TASK TO COMPLETE
Repeat the whole listing exactly.

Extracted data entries
——

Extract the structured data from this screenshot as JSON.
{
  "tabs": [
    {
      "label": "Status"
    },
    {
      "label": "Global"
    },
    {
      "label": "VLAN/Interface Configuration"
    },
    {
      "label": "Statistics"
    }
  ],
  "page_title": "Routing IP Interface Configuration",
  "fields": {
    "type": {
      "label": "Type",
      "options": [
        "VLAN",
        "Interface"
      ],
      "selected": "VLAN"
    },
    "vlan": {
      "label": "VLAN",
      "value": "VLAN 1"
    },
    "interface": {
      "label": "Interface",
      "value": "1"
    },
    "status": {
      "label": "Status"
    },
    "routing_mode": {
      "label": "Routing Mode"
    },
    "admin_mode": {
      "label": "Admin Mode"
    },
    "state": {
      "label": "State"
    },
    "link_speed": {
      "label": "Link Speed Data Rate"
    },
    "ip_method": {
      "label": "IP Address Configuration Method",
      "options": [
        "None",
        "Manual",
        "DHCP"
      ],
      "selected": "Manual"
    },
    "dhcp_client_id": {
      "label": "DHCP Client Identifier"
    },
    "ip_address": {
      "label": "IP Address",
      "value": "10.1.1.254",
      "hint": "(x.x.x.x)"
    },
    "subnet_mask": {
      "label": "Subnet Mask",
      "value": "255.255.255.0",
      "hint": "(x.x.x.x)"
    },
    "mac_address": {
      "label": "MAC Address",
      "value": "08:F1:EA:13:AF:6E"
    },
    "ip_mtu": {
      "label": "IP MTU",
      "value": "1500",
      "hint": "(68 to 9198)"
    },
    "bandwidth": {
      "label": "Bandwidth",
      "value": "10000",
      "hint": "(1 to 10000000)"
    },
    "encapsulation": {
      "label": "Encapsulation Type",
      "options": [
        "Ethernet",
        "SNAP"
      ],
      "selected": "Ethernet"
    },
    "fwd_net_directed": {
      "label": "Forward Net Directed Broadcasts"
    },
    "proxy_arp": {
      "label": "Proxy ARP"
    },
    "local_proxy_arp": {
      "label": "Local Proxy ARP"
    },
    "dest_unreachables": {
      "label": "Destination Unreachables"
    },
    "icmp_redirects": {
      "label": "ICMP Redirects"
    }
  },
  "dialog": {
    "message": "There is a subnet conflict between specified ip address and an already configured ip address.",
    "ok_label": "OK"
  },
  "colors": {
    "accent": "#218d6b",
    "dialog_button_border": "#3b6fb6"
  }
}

——

FINAL ANSWER
Extract the structured data from this screenshot as JSON.
{
  "tabs": [
    {
      "label": "Status"
    },
    {
      "label": "Global"
    },
    {
      "label": "VLAN/Interface Configuration"
    },
    {
      "label": "Statistics"
    }
  ],
  "page_title": "Routing IP Interface Configuration",
  "fields": {
    "type": {
      "label": "Type",
      "options": [
        "VLAN",
        "Interface"
      ],
      "selected": "VLAN"
    },
    "vlan": {
      "label": "VLAN",
      "value": "VLAN 1"
    },
    "interface": {
      "label": "Interface",
      "value": "1"
    },
    "status": {
      "label": "Status"
    },
    "routing_mode": {
      "label": "Routing Mode"
    },
    "admin_mode": {
      "label": "Admin Mode"
    },
    "state": {
      "label": "State"
    },
    "link_speed": {
      "label": "Link Speed Data Rate"
    },
    "ip_method": {
      "label": "IP Address Configuration Method",
      "options": [
        "None",
        "Manual",
        "DHCP"
      ],
      "selected": "Manual"
    },
    "dhcp_client_id": {
      "label": "DHCP Client Identifier"
    },
    "ip_address": {
      "label": "IP Address",
      "value": "10.1.1.254",
      "hint": "(x.x.x.x)"
    },
    "subnet_mask": {
      "label": "Subnet Mask",
      "value": "255.255.255.0",
      "hint": "(x.x.x.x)"
    },
    "mac_address": {
      "label": "MAC Address",
      "value": "08:F1:EA:13:AF:6E"
    },
    "ip_mtu": {
      "label": "IP MTU",
      "value": "1500",
      "hint": "(68 to 9198)"
    },
    "bandwidth": {
      "label": "Bandwidth",
      "value": "10000",
      "hint": "(1 to 10000000)"
    },
    "encapsulation": {
      "label": "Encapsulation Type",
      "options": [
        "Ethernet",
        "SNAP"
      ],
      "selected": "Ethernet"
    },
    "fwd_net_directed": {
      "label": "Forward Net Directed Broadcasts"
    },
    "proxy_arp": {
      "label": "Proxy ARP"
    },
    "local_proxy_arp": {
      "label": "Local Proxy ARP"
    },
    "dest_unreachables": {
      "label": "Destination Unreachables"
    },
    "icmp_redirects": {
      "label": "ICMP Redirects"
    }
  },
  "dialog": {
    "message": "There is a subnet conflict between specified ip address and an already configured ip address.",
    "ok_label": "OK"
  },
  "colors": {
    "accent": "#218d6b",
    "dialog_button_border": "#3b6fb6"
  }
}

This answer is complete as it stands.